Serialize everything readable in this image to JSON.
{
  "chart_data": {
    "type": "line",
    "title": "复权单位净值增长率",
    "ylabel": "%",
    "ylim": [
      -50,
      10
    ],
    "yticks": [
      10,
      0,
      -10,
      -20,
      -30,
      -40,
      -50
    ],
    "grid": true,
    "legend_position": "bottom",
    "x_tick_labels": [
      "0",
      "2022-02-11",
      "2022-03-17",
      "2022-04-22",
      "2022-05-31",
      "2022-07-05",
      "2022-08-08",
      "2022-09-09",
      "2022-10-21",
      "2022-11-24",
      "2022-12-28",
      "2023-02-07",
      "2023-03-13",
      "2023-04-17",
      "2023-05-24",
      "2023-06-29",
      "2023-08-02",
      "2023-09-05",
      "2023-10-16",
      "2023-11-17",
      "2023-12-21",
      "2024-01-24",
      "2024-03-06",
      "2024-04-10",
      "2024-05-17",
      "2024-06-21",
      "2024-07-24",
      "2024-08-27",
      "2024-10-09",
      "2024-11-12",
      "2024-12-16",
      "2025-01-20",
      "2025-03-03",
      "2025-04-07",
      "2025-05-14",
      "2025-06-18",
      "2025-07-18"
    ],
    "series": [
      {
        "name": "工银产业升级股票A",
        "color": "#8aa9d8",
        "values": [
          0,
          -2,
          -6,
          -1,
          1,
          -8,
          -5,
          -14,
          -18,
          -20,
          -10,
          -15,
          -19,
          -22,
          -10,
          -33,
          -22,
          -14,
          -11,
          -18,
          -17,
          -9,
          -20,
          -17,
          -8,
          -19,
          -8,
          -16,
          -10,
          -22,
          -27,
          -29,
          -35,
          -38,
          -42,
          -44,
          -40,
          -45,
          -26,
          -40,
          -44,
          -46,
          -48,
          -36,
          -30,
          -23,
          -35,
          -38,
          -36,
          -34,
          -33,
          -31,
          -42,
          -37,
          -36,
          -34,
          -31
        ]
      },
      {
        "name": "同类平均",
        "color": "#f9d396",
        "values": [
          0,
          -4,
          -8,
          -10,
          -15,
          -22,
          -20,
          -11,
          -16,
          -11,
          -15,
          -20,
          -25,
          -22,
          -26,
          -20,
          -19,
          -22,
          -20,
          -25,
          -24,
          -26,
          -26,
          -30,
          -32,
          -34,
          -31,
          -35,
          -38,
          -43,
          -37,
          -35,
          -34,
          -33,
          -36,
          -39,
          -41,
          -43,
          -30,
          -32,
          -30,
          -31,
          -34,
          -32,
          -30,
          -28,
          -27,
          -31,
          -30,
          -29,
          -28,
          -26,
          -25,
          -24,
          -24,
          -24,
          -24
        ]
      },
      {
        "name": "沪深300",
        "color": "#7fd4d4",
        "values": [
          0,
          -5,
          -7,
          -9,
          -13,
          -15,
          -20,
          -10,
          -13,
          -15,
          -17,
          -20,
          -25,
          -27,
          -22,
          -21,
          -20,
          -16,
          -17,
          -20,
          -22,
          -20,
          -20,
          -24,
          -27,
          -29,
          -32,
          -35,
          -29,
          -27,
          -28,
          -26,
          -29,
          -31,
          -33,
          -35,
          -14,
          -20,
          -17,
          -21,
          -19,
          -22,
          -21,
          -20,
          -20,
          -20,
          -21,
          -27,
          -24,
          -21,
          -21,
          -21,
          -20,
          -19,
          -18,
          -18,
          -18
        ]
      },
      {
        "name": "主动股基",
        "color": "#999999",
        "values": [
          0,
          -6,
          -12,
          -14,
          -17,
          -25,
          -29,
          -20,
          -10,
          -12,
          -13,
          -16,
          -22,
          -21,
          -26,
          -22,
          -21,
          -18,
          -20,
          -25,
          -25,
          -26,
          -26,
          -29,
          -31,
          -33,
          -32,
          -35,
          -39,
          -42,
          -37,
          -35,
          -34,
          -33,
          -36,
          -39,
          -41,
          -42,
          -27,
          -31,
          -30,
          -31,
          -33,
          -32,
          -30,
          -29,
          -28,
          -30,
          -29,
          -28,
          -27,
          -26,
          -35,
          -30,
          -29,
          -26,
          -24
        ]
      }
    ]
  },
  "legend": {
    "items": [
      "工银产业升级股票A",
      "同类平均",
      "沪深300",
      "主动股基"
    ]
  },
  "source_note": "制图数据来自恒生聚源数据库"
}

-=-=-

Extract the complete listing verbatim.

▶ **Solution below**:
Serialize everything readable in this image to JSON.
{
  "chart_data": {
    "type": "line",
    "title": "复权单位净值增长率",
    "ylabel": "%",
    "ylim": [
      -50,
      10
    ],
    "yticks": [
      10,
      0,
      -10,
      -20,
      -30,
      -40,
      -50
    ],
    "grid": true,
    "legend_position": "bottom",
    "x_tick_labels": [
      "0",
      "2022-02-11",
      "2022-03-17",
      "2022-04-22",
      "2022-05-31",
      "2022-07-05",
      "2022-08-08",
      "2022-09-09",
      "2022-10-21",
      "2022-11-24",
      "2022-12-28",
      "2023-02-07",
      "2023-03-13",
      "2023-04-17",
      "2023-05-24",
      "2023-06-29",
      "2023-08-02",
      "2023-09-05",
      "2023-10-16",
      "2023-11-17",
      "2023-12-21",
      "2024-01-24",
      "2024-03-06",
      "2024-04-10",
      "2024-05-17",
      "2024-06-21",
      "2024-07-24",
      "2024-08-27",
      "2024-10-09",
      "2024-11-12",
      "2024-12-16",
      "2025-01-20",
      "2025-03-03",
      "2025-04-07",
      "2025-05-14",
      "2025-06-18",
      "2025-07-18"
    ],
    "series": [
      {
        "name": "工银产业升级股票A",
        "color": "#8aa9d8",
        "values": [
          0,
          -2,
          -6,
          -1,
          1,
          -8,
          -5,
          -14,
          -18,
          -20,
          -10,
          -15,
          -19,
          -22,
          -10,
          -33,
          -22,
          -14,
          -11,
          -18,
          -17,
          -9,
          -20,
          -17,
          -8,
          -19,
          -8,
          -16,
          -10,
          -22,
          -27,
          -29,
          -35,
          -38,
          -42,
          -44,
          -40,
          -45,
          -26,
          -40,
          -44,
          -46,
          -48,
          -36,
          -30,
          -23,
          -35,
          -38,
          -36,
          -34,
          -33,
          -31,
          -42,
          -37,
          -36,
          -34,
          -31
        ]
      },
      {
        "name": "同类平均",
        "color": "#f9d396",
        "values": [
          0,
          -4,
          -8,
          -10,
          -15,
          -22,
          -20,
          -11,
          -16,
          -11,
          -15,
          -20,
          -25,
          -22,
          -26,
          -20,
          -19,
          -22,
          -20,
          -25,
          -24,
          -26,
          -26,
          -30,
          -32,
          -34,
          -31,
          -35,
          -38,
          -43,
          -37,
          -35,
          -34,
          -33,
          -36,
          -39,
          -41,
          -43,
          -30,
          -32,
          -30,
          -31,
          -34,
          -32,
          -30,
          -28,
          -27,
          -31,
          -30,
          -29,
          -28,
          -26,
          -25,
          -24,
          -24,
          -24,
          -24
        ]
      },
      {
        "name": "沪深300",
        "color": "#7fd4d4",
        "values": [
          0,
          -5,
          -7,
          -9,
          -13,
          -15,
          -20,
          -10,
          -13,
          -15,
          -17,
          -20,
          -25,
          -27,
          -22,
          -21,
          -20,
          -16,
          -17,
          -20,
          -22,
          -20,
          -20,
          -24,
          -27,
          -29,
          -32,
          -35,
          -29,
          -27,
          -28,
          -26,
          -29,
          -31,
          -33,
          -35,
          -14,
          -20,
          -17,
          -21,
          -19,
          -22,
          -21,
          -20,
          -20,
          -20,
          -21,
          -27,
          -24,
          -21,
          -21,
          -21,
          -20,
          -19,
          -18,
          -18,
          -18
        ]
      },
      {
        "name": "主动股基",
        "color": "#999999",
        "values": [
          0,
          -6,
          -12,
          -14,
          -17,
          -25,
          -29,
          -20,
          -10,
          -12,
          -13,
          -16,
          -22,
          -21,
          -26,
          -22,
          -21,
          -18,
          -20,
          -25,
          -25,
          -26,
          -26,
          -29,
          -31,
          -33,
          -32,
          -35,
          -39,
          -42,
          -37,
          -35,
          -34,
          -33,
          -36,
          -39,
          -41,
          -42,
          -27,
          -31,
          -30,
          -31,
          -33,
          -32,
          -30,
          -29,
          -28,
          -30,
          -29,
          -28,
          -27,
          -26,
          -35,
          -30,
          -29,
          -26,
          -24
        ]
      }
    ]
  },
  "legend": {
    "items": [
      "工银产业升级股票A",
      "同类平均",
      "沪深300",
      "主动股基"
    ]
  },
  "source_note": "制图数据来自恒生聚源数据库"
}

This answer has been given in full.